_Exercise directions_
Copy out the entries in full and with complete accuracy; pictures are excluded.

(Chart and figure data)
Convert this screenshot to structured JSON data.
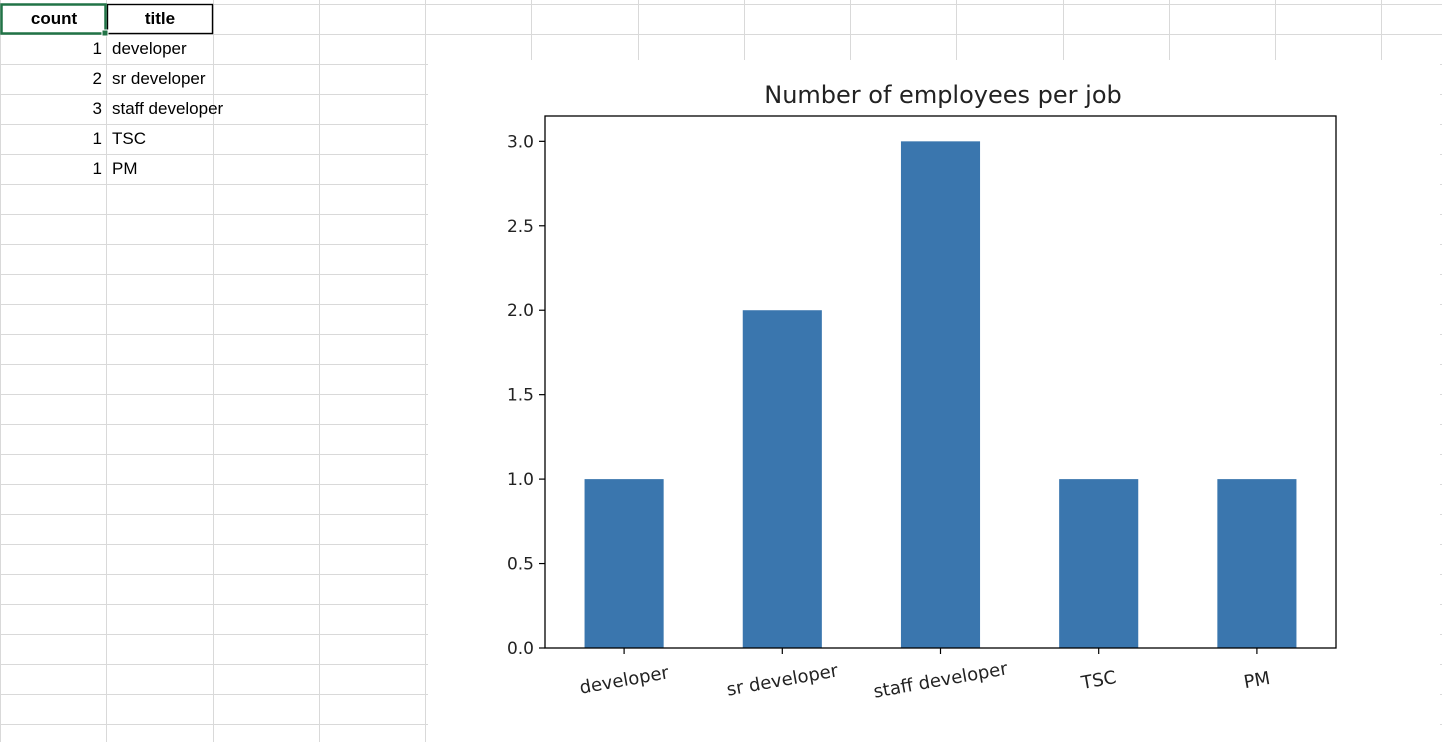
{
  "sheet": {
    "headers": [
      "count",
      "title"
    ],
    "rows": [
      {
        "count": "1",
        "title": "developer"
      },
      {
        "count": "2",
        "title": "sr developer"
      },
      {
        "count": "3",
        "title": "staff developer"
      },
      {
        "count": "1",
        "title": "TSC"
      },
      {
        "count": "1",
        "title": "PM"
      }
    ]
  },
  "colors": {
    "bar": "#3a76ae",
    "gridline": "#d9d9d9",
    "selection": "#217346"
  },
  "chart_data": {
    "type": "bar",
    "title": "Number of employees per job",
    "categories": [
      "developer",
      "sr developer",
      "staff developer",
      "TSC",
      "PM"
    ],
    "values": [
      1,
      2,
      3,
      1,
      1
    ],
    "yticks": [
      "0.0",
      "0.5",
      "1.0",
      "1.5",
      "2.0",
      "2.5",
      "3.0"
    ],
    "ylim": [
      0,
      3.15
    ],
    "xlabel": "",
    "ylabel": "",
    "grid": false,
    "legend": false,
    "xtick_rotation_deg": -10
  }
}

_The answer_
Convert this screenshot to structured JSON data.
{
  "sheet": {
    "headers": [
      "count",
      "title"
    ],
    "rows": [
      {
        "count": "1",
        "title": "developer"
      },
      {
        "count": "2",
        "title": "sr developer"
      },
      {
        "count": "3",
        "title": "staff developer"
      },
      {
        "count": "1",
        "title": "TSC"
      },
      {
        "count": "1",
        "title": "PM"
      }
    ]
  },
  "colors": {
    "bar": "#3a76ae",
    "gridline": "#d9d9d9",
    "selection": "#217346"
  },
  "chart_data": {
    "type": "bar",
    "title": "Number of employees per job",
    "categories": [
      "developer",
      "sr developer",
      "staff developer",
      "TSC",
      "PM"
    ],
    "values": [
      1,
      2,
      3,
      1,
      1
    ],
    "yticks": [
      "0.0",
      "0.5",
      "1.0",
      "1.5",
      "2.0",
      "2.5",
      "3.0"
    ],
    "ylim": [
      0,
      3.15
    ],
    "xlabel": "",
    "ylabel": "",
    "grid": false,
    "legend": false,
    "xtick_rotation_deg": -10
  }
}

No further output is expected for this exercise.